**Data entries**.
◆ ◆ ◆ ◆ ◆ ◆ ◆

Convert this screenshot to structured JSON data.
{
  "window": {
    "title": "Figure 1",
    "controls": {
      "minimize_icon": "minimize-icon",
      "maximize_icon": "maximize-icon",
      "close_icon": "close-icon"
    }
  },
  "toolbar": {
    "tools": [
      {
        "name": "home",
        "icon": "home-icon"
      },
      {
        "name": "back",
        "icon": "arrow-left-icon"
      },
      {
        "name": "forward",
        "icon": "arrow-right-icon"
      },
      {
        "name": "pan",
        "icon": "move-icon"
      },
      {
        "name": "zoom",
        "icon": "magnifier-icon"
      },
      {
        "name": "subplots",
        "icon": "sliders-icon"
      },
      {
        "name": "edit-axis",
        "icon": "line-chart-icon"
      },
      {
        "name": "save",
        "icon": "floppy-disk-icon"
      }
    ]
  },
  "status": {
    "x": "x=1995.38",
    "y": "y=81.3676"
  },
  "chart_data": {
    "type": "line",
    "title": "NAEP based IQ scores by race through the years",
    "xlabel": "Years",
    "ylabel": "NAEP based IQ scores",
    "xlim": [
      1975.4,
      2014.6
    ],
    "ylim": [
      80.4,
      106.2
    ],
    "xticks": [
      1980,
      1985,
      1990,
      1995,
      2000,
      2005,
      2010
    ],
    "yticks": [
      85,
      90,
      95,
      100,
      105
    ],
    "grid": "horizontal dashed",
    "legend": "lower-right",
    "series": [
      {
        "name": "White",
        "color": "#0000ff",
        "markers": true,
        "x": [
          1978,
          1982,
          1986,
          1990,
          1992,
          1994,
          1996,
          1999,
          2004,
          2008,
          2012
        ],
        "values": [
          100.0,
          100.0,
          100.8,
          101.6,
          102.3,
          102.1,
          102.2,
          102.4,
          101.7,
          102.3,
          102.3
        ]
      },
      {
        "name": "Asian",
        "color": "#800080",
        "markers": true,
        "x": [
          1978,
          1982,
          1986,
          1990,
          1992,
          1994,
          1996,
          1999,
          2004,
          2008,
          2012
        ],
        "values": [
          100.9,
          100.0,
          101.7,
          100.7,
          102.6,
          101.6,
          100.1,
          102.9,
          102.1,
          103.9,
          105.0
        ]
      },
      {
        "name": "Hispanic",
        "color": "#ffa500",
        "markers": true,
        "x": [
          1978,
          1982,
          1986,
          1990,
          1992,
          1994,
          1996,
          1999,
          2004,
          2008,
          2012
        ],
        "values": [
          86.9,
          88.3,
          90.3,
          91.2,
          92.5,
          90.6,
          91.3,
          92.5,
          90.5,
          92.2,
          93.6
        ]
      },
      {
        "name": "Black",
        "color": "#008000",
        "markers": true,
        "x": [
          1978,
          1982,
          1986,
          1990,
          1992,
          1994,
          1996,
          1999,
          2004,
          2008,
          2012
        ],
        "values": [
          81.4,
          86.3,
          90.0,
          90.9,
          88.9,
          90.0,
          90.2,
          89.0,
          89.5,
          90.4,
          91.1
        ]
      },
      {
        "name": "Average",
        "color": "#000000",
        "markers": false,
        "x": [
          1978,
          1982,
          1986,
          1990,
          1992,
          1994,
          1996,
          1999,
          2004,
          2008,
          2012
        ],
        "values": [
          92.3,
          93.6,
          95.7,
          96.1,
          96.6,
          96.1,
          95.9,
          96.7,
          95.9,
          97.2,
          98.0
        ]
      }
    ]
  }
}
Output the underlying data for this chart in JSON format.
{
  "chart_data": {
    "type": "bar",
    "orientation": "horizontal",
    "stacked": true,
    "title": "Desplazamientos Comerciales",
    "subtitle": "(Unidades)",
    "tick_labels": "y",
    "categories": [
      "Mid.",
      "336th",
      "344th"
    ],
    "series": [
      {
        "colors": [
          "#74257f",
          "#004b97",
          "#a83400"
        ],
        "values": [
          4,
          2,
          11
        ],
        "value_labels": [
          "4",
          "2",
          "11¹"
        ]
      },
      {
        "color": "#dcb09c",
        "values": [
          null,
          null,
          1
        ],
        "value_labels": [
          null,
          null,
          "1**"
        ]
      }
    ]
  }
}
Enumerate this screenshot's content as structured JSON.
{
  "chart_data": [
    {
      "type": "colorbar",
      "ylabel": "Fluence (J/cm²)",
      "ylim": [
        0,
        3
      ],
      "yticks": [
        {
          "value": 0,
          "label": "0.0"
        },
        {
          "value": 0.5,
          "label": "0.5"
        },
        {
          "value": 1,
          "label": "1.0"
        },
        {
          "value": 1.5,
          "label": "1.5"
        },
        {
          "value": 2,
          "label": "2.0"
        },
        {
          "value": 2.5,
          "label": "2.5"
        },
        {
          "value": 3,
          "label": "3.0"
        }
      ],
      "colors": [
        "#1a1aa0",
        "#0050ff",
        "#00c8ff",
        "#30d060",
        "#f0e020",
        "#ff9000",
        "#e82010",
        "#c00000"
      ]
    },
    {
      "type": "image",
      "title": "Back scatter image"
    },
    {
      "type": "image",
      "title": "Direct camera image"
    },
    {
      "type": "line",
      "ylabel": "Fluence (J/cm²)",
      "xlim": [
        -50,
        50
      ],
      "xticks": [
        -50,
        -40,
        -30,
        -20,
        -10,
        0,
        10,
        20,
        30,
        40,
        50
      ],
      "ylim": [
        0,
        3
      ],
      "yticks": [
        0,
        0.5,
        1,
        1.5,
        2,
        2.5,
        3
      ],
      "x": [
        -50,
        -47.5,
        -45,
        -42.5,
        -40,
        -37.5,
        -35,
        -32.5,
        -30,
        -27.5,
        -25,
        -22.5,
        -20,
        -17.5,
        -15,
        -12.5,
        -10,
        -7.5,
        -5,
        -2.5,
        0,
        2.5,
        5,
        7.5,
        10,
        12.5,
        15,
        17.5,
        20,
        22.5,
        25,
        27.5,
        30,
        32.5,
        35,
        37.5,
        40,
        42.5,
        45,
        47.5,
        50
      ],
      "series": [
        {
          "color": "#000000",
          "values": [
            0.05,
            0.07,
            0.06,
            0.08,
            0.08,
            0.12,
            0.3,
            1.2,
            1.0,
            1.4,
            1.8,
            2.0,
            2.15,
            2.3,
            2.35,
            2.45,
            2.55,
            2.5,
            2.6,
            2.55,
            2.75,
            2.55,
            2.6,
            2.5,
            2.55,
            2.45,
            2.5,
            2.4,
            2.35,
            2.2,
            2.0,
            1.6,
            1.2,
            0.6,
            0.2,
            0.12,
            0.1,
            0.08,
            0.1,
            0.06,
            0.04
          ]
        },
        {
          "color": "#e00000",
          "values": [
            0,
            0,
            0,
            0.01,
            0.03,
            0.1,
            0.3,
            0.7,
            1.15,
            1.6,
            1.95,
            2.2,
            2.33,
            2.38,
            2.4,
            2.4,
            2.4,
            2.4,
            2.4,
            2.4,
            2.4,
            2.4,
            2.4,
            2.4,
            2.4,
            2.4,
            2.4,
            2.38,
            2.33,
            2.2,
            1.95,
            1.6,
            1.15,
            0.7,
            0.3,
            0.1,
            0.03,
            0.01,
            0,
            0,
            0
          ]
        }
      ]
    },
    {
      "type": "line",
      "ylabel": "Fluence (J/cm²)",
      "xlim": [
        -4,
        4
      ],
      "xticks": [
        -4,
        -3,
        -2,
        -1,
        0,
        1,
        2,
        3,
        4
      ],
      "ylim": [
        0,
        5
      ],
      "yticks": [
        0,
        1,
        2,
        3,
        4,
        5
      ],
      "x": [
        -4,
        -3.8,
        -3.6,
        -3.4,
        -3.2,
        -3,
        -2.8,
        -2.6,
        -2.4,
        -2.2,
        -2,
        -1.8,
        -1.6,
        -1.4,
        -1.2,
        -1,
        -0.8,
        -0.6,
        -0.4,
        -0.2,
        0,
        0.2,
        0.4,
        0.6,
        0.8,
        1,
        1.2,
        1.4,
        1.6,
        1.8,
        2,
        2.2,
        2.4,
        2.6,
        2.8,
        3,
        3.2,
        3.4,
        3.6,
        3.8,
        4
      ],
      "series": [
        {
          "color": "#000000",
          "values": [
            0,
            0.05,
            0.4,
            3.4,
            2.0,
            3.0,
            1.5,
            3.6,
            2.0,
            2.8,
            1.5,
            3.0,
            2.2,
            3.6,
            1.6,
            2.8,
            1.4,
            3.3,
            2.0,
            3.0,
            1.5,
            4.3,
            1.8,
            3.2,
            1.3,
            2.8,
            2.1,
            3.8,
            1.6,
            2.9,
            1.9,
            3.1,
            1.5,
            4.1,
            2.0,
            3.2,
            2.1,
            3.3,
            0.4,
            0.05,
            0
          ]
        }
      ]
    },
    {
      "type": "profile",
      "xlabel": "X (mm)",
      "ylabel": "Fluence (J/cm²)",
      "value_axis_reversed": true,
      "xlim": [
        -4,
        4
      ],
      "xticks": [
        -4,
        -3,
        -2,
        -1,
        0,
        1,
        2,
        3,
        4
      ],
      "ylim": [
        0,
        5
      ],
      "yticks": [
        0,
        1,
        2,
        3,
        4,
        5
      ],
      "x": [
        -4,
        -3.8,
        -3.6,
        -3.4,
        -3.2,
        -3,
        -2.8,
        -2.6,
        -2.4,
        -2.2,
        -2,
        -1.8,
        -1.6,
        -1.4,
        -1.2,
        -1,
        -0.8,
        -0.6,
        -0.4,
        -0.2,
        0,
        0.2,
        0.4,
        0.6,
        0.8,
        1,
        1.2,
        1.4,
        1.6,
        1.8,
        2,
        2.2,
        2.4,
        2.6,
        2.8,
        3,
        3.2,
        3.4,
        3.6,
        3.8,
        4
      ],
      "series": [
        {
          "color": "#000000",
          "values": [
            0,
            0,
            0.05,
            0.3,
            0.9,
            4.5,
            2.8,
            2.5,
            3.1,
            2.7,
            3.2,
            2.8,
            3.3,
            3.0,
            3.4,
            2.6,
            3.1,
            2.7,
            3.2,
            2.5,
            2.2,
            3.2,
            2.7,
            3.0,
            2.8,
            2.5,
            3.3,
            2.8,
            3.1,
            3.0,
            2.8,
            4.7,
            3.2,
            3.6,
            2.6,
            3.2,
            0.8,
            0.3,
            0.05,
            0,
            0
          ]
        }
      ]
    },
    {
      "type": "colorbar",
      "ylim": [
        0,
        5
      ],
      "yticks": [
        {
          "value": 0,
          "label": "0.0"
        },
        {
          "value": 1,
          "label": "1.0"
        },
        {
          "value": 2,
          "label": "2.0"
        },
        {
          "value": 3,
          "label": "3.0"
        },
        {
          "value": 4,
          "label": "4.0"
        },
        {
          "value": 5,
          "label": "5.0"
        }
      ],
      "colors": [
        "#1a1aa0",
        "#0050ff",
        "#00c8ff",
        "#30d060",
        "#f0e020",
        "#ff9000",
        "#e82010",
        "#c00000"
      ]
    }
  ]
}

◆ ◆ ◆ ◆ ◆ ◆ ◆

**WHAT IS BEING ASKED**. Only the number is wanted: count the lines of the records that hold the word "NAEP".

**RESULT BELOW**. 2